DO THIS. Below are some records. Copy every line in them that holds "feel".

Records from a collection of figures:
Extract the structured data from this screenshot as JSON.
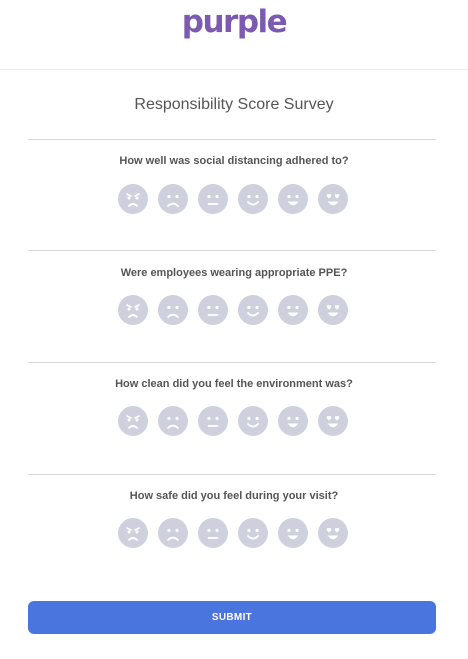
{
  "header": {
    "logo_text": "purple"
  },
  "survey": {
    "title": "Responsibility Score Survey",
    "questions": [
      {
        "text": "How well was social distancing adhered to?"
      },
      {
        "text": "Were employees wearing appropriate PPE?"
      },
      {
        "text": "How clean did you feel the environment was?"
      },
      {
        "text": "How safe did you feel during your visit?"
      }
    ],
    "rating_icons": [
      "angry-face-icon",
      "sad-face-icon",
      "neutral-face-icon",
      "smile-face-icon",
      "happy-face-icon",
      "heart-eyes-face-icon"
    ]
  },
  "actions": {
    "submit_label": "SUBMIT"
  },
  "colors": {
    "brand": "#7b5ab0",
    "accent": "#4a74de",
    "face": "#cfd0dd"
  }
}
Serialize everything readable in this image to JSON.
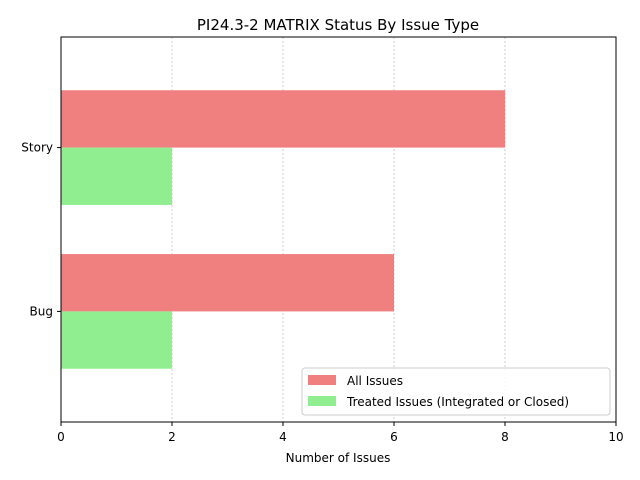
{
  "chart_data": {
    "type": "bar",
    "orientation": "horizontal",
    "title": "PI24.3-2 MATRIX Status By Issue Type",
    "xlabel": "Number of Issues",
    "ylabel": "",
    "categories": [
      "Bug",
      "Story"
    ],
    "series": [
      {
        "name": "All Issues",
        "values": [
          6,
          8
        ],
        "color": "#f08080"
      },
      {
        "name": "Treated Issues (Integrated or Closed)",
        "values": [
          2,
          2
        ],
        "color": "#90ee90"
      }
    ],
    "xlim": [
      0,
      10
    ],
    "xticks": [
      0,
      2,
      4,
      6,
      8,
      10
    ],
    "xtick_labels": [
      "0",
      "2",
      "4",
      "6",
      "8",
      "10"
    ],
    "grid": "vertical dashed",
    "legend_position": "lower-right"
  }
}
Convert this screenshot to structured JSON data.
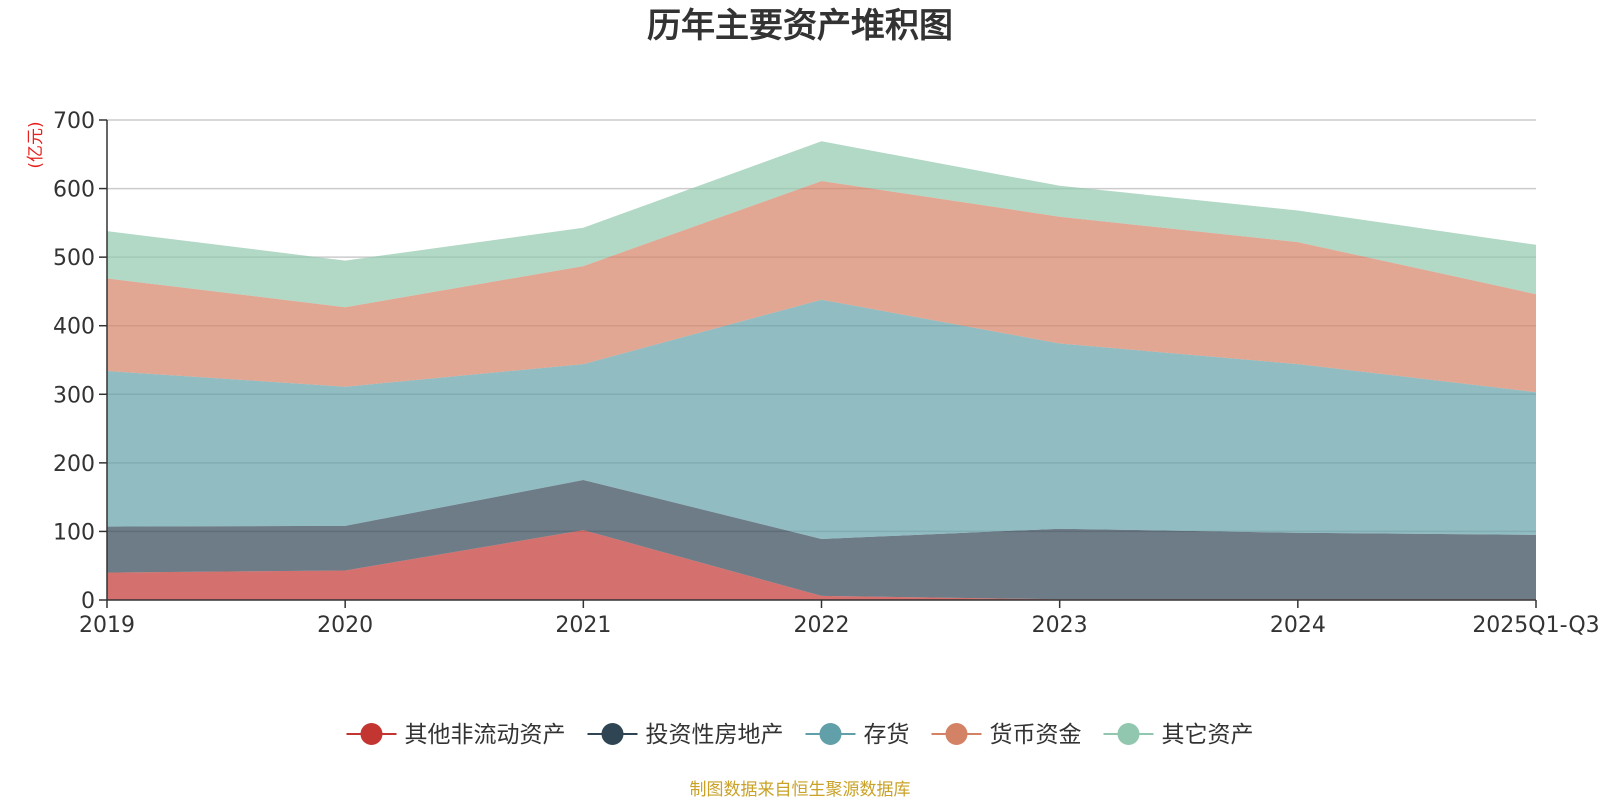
{
  "chart_data": {
    "type": "area",
    "stacked": true,
    "title": "历年主要资产堆积图",
    "unit_label": "(亿元)",
    "categories": [
      "2019",
      "2020",
      "2021",
      "2022",
      "2023",
      "2024",
      "2025Q1-Q3"
    ],
    "y_ticks": [
      "0",
      "100",
      "200",
      "300",
      "400",
      "500",
      "600",
      "700"
    ],
    "ylim": [
      0,
      700
    ],
    "grid": true,
    "legend_position": "bottom",
    "series": [
      {
        "name": "其他非流动资产",
        "color": "#c23531",
        "values": [
          40,
          43,
          102,
          6,
          1,
          1,
          1
        ]
      },
      {
        "name": "投资性房地产",
        "color": "#2f4554",
        "values": [
          67,
          65,
          73,
          83,
          103,
          97,
          94
        ]
      },
      {
        "name": "存货",
        "color": "#61a0a8",
        "values": [
          227,
          203,
          169,
          349,
          270,
          246,
          208
        ]
      },
      {
        "name": "货币资金",
        "color": "#d48265",
        "values": [
          135,
          116,
          143,
          173,
          185,
          178,
          143
        ]
      },
      {
        "name": "其它资产",
        "color": "#91c7ae",
        "values": [
          69,
          68,
          56,
          58,
          45,
          46,
          72
        ]
      }
    ],
    "source": "制图数据来自恒生聚源数据库"
  }
}
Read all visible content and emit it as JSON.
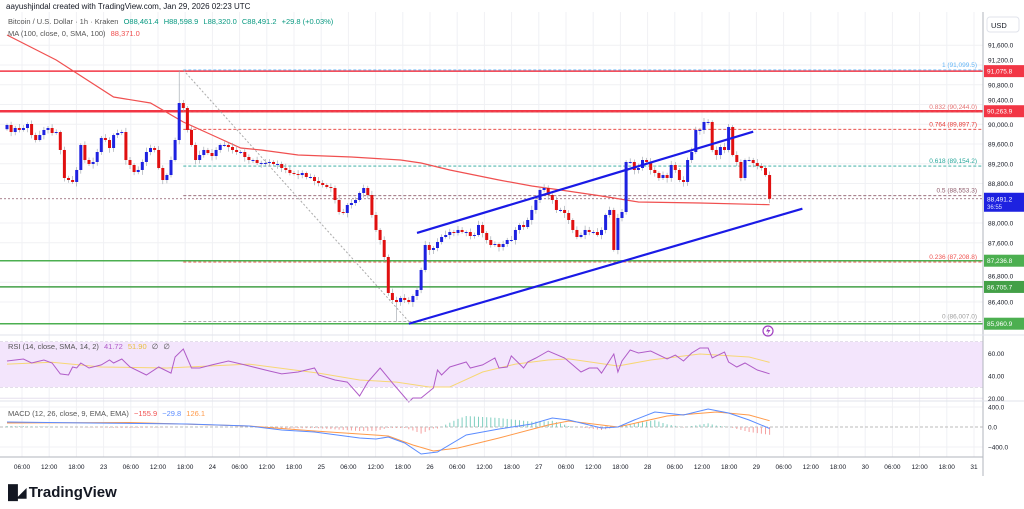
{
  "header": {
    "attribution": "aayushjindal created with TradingView.com, Jan 29, 2026 02:23 UTC"
  },
  "legend": {
    "symbol": "Bitcoin / U.S. Dollar · 1h · Kraken",
    "open": "O88,461.4",
    "high": "H88,598.9",
    "low": "L88,320.0",
    "close": "C88,491.2",
    "change": "+29.8 (+0.03%)",
    "ma_label": "MA (100, close, 0, SMA, 100)",
    "ma_value": "88,371.0"
  },
  "rsi_legend": {
    "label": "RSI (14, close, SMA, 14, 2)",
    "value": "41.72",
    "sma": "51.90",
    "extra1": "∅",
    "extra2": "∅"
  },
  "macd_legend": {
    "label": "MACD (12, 26, close, 9, EMA, EMA)",
    "hist": "−155.9",
    "macd": "−29.8",
    "signal": "126.1"
  },
  "price_axis": {
    "currency": "USD",
    "ticks": [
      91600,
      91200,
      90800,
      90400,
      90000,
      89600,
      89200,
      88800,
      88000,
      87600,
      86800,
      86400
    ],
    "tick_labels": [
      "91,600.0",
      "91,200.0",
      "90,800.0",
      "90,400.0",
      "90,000.0",
      "89,600.0",
      "89,200.0",
      "88,800.0",
      "88,000.0",
      "87,600.0",
      "86,800.0",
      "86,400.0"
    ],
    "last_price": {
      "price": 88491.2,
      "label": "88,491.2",
      "countdown": "36:55",
      "color": "#1e22e0"
    }
  },
  "levels": [
    {
      "price": 91075.8,
      "label": "91,075.8",
      "color": "#f23645",
      "width": 1.5
    },
    {
      "price": 90263.9,
      "label": "90,263.9",
      "color": "#f23645",
      "width": 2.5
    },
    {
      "price": 87236.8,
      "label": "87,236.8",
      "color": "#4caf50",
      "width": 1.5
    },
    {
      "price": 86705.7,
      "label": "86,705.7",
      "color": "#43a047",
      "width": 1.5
    },
    {
      "price": 85960.9,
      "label": "85,960.9",
      "color": "#4caf50",
      "width": 1.5
    }
  ],
  "fib": [
    {
      "ratio": "1",
      "price": 91099.5,
      "label": "1 (91,099.5)",
      "color": "#64b5f6"
    },
    {
      "ratio": "0.832",
      "price": 90244.0,
      "label": "0.832 (90,244.0)",
      "color": "#e57373"
    },
    {
      "ratio": "0.764",
      "price": 89897.7,
      "label": "0.764 (89,897.7)",
      "color": "#e53935"
    },
    {
      "ratio": "0.618",
      "price": 89154.2,
      "label": "0.618 (89,154.2)",
      "color": "#26a69a"
    },
    {
      "ratio": "0.5",
      "price": 88553.3,
      "label": "0.5 (88,553.3)",
      "color": "#8d5a6a"
    },
    {
      "ratio": "0.236",
      "price": 87208.8,
      "label": "0.236 (87,208.8)",
      "color": "#ef5350"
    },
    {
      "ratio": "0",
      "price": 86007.0,
      "label": "0 (86,007.0)",
      "color": "#9e9e9e"
    }
  ],
  "rsi_axis": {
    "ticks": [
      60,
      40,
      20
    ],
    "tick_labels": [
      "60.00",
      "40.00",
      "20.00"
    ]
  },
  "macd_axis": {
    "ticks": [
      400,
      0,
      -400
    ],
    "tick_labels": [
      "400.0",
      "0.0",
      "−400.0"
    ]
  },
  "time_axis": {
    "labels": [
      "06:00",
      "12:00",
      "18:00",
      "23",
      "06:00",
      "12:00",
      "18:00",
      "24",
      "06:00",
      "12:00",
      "18:00",
      "25",
      "06:00",
      "12:00",
      "18:00",
      "26",
      "06:00",
      "12:00",
      "18:00",
      "27",
      "06:00",
      "12:00",
      "18:00",
      "28",
      "06:00",
      "12:00",
      "18:00",
      "29",
      "06:00",
      "12:00",
      "18:00",
      "30",
      "06:00",
      "12:00",
      "18:00",
      "31"
    ]
  },
  "colors": {
    "up": "#1e22e0",
    "down": "#e01010",
    "ma": "#f05050",
    "rsi": "#b05cc8",
    "rsi_sma": "#f7d774",
    "macd": "#5b8cff",
    "signal": "#ff9a4a",
    "channel": "#1a1ae6"
  },
  "chart_data": {
    "type": "candlestick",
    "symbol": "Bitcoin / U.S. Dollar",
    "interval": "1h",
    "exchange": "Kraken",
    "first_open": 89900,
    "closes": [
      89985,
      89843,
      89924,
      89884,
      89924,
      90005,
      89782,
      89681,
      89782,
      89884,
      89924,
      89823,
      89843,
      89479,
      88912,
      88871,
      88831,
      89074,
      89580,
      89276,
      89195,
      89236,
      89438,
      89722,
      89681,
      89519,
      89782,
      89823,
      89843,
      89276,
      89175,
      89033,
      89074,
      89236,
      89438,
      89519,
      89479,
      89114,
      88871,
      88972,
      89276,
      89681,
      90430,
      90329,
      89884,
      89580,
      89276,
      89377,
      89479,
      89418,
      89357,
      89479,
      89580,
      89580,
      89539,
      89479,
      89438,
      89438,
      89337,
      89276,
      89276,
      89216,
      89216,
      89216,
      89236,
      89195,
      89195,
      89114,
      89074,
      89013,
      88993,
      88972,
      89013,
      88932,
      88932,
      88851,
      88810,
      88770,
      88729,
      88709,
      88466,
      88223,
      88203,
      88365,
      88405,
      88466,
      88608,
      88709,
      88567,
      88163,
      87859,
      87656,
      87312,
      86583,
      86441,
      86400,
      86482,
      86441,
      86400,
      86522,
      86644,
      87049,
      87555,
      87454,
      87494,
      87616,
      87717,
      87757,
      87818,
      87798,
      87859,
      87818,
      87818,
      87737,
      87757,
      87960,
      87798,
      87656,
      87555,
      87575,
      87514,
      87575,
      87656,
      87656,
      87859,
      87960,
      87919,
      88061,
      88264,
      88466,
      88669,
      88709,
      88567,
      88466,
      88264,
      88264,
      88203,
      88061,
      87859,
      87717,
      87757,
      87859,
      87818,
      87818,
      87757,
      87859,
      88163,
      88264,
      87454,
      88102,
      88223,
      89236,
      89236,
      89074,
      89114,
      89276,
      89236,
      89074,
      89013,
      88912,
      88972,
      88912,
      89175,
      89074,
      88871,
      88831,
      89276,
      89438,
      89884,
      89884,
      90046,
      90046,
      89479,
      89377,
      89539,
      89479,
      89944,
      89377,
      89236,
      88912,
      89276,
      89276,
      89216,
      89155,
      89114,
      88972,
      88491
    ],
    "ma100": [
      [
        0,
        91807
      ],
      [
        12,
        91301
      ],
      [
        26,
        90552
      ],
      [
        35,
        90430
      ],
      [
        43,
        90046
      ],
      [
        50,
        89782
      ],
      [
        57,
        89519
      ],
      [
        62,
        89479
      ],
      [
        71,
        89377
      ],
      [
        84,
        89337
      ],
      [
        96,
        89276
      ],
      [
        101,
        89216
      ],
      [
        108,
        89074
      ],
      [
        120,
        88871
      ],
      [
        128,
        88750
      ],
      [
        135,
        88669
      ],
      [
        145,
        88547
      ],
      [
        154,
        88425
      ],
      [
        169,
        88405
      ],
      [
        186,
        88371
      ]
    ],
    "channel": {
      "upper": [
        [
          100,
          87800
        ],
        [
          182,
          89850
        ]
      ],
      "lower": [
        [
          98,
          85960
        ],
        [
          194,
          88290
        ]
      ]
    },
    "fib_anchor": {
      "from_index": 43,
      "to_index": 98
    },
    "rsi": [
      [
        0,
        53.1
      ],
      [
        4,
        54.9
      ],
      [
        6,
        51.3
      ],
      [
        9,
        54
      ],
      [
        11,
        51.3
      ],
      [
        13,
        41.6
      ],
      [
        15,
        40.7
      ],
      [
        16,
        47.8
      ],
      [
        17,
        46.9
      ],
      [
        18,
        51.3
      ],
      [
        20,
        46.9
      ],
      [
        23,
        49.6
      ],
      [
        25,
        54
      ],
      [
        26,
        51.3
      ],
      [
        28,
        54.9
      ],
      [
        30,
        47.8
      ],
      [
        34,
        40.7
      ],
      [
        37,
        47.8
      ],
      [
        40,
        42.4
      ],
      [
        41,
        56.7
      ],
      [
        43,
        63.8
      ],
      [
        45,
        46.9
      ],
      [
        47,
        46.9
      ],
      [
        50,
        49.6
      ],
      [
        54,
        53.1
      ],
      [
        58,
        49.6
      ],
      [
        64,
        44.2
      ],
      [
        67,
        41.6
      ],
      [
        71,
        43.3
      ],
      [
        75,
        46.9
      ],
      [
        76,
        40.7
      ],
      [
        80,
        36.2
      ],
      [
        83,
        34.4
      ],
      [
        86,
        22
      ],
      [
        88,
        34.4
      ],
      [
        91,
        46.9
      ],
      [
        94,
        33.6
      ],
      [
        98,
        16.7
      ],
      [
        99,
        20.2
      ],
      [
        101,
        20.2
      ],
      [
        104,
        29.1
      ],
      [
        105,
        45.1
      ],
      [
        106,
        40.7
      ],
      [
        108,
        47.8
      ],
      [
        112,
        52.2
      ],
      [
        113,
        46.9
      ],
      [
        116,
        49.6
      ],
      [
        119,
        55.8
      ],
      [
        120,
        46.9
      ],
      [
        122,
        47.8
      ],
      [
        123,
        57.6
      ],
      [
        126,
        46.9
      ],
      [
        127,
        52.2
      ],
      [
        129,
        55.8
      ],
      [
        132,
        62
      ],
      [
        136,
        55.8
      ],
      [
        140,
        43.3
      ],
      [
        142,
        46.9
      ],
      [
        144,
        46.9
      ],
      [
        145,
        42.4
      ],
      [
        148,
        59.3
      ],
      [
        149,
        43.3
      ],
      [
        150,
        53.1
      ],
      [
        152,
        62.9
      ],
      [
        154,
        60.2
      ],
      [
        157,
        62
      ],
      [
        161,
        54.9
      ],
      [
        163,
        58.4
      ],
      [
        165,
        53.1
      ],
      [
        167,
        60.2
      ],
      [
        169,
        64.7
      ],
      [
        171,
        64.7
      ],
      [
        172,
        55.8
      ],
      [
        175,
        61.1
      ],
      [
        176,
        52.2
      ],
      [
        178,
        47.8
      ],
      [
        180,
        51.3
      ],
      [
        183,
        45.1
      ],
      [
        186,
        41.72
      ]
    ],
    "rsi_sma": [
      [
        0,
        50.4
      ],
      [
        11,
        52
      ],
      [
        23,
        47.8
      ],
      [
        39,
        46.9
      ],
      [
        59,
        50.4
      ],
      [
        76,
        42.4
      ],
      [
        86,
        36.2
      ],
      [
        95,
        34.4
      ],
      [
        103,
        30
      ],
      [
        108,
        30
      ],
      [
        116,
        43.3
      ],
      [
        124,
        50.4
      ],
      [
        132,
        54
      ],
      [
        137,
        55
      ],
      [
        149,
        48.7
      ],
      [
        157,
        54
      ],
      [
        169,
        59.3
      ],
      [
        181,
        56.7
      ],
      [
        186,
        51.9
      ]
    ],
    "macd": [
      [
        0,
        100
      ],
      [
        20,
        80
      ],
      [
        44,
        60
      ],
      [
        59,
        20
      ],
      [
        67,
        -60
      ],
      [
        75,
        -100
      ],
      [
        86,
        -220
      ],
      [
        90,
        -240
      ],
      [
        93,
        -200
      ],
      [
        97,
        -320
      ],
      [
        101,
        -540
      ],
      [
        105,
        -500
      ],
      [
        112,
        -160
      ],
      [
        120,
        -40
      ],
      [
        128,
        60
      ],
      [
        133,
        180
      ],
      [
        137,
        140
      ],
      [
        145,
        -20
      ],
      [
        149,
        0
      ],
      [
        153,
        140
      ],
      [
        158,
        300
      ],
      [
        165,
        240
      ],
      [
        171,
        360
      ],
      [
        176,
        280
      ],
      [
        181,
        140
      ],
      [
        186,
        -29.8
      ]
    ],
    "signal": [
      [
        0,
        80
      ],
      [
        30,
        90
      ],
      [
        59,
        20
      ],
      [
        75,
        -80
      ],
      [
        86,
        -140
      ],
      [
        93,
        -180
      ],
      [
        99,
        -360
      ],
      [
        104,
        -480
      ],
      [
        110,
        -420
      ],
      [
        120,
        -220
      ],
      [
        132,
        40
      ],
      [
        137,
        120
      ],
      [
        149,
        0
      ],
      [
        161,
        220
      ],
      [
        173,
        300
      ],
      [
        181,
        240
      ],
      [
        186,
        126.1
      ]
    ],
    "rsi_band": [
      30,
      70
    ]
  }
}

EXERCISE RESULT.
        "text": "How clean did you feel the environment was?"
        "text": "How safe did you feel during your visit?"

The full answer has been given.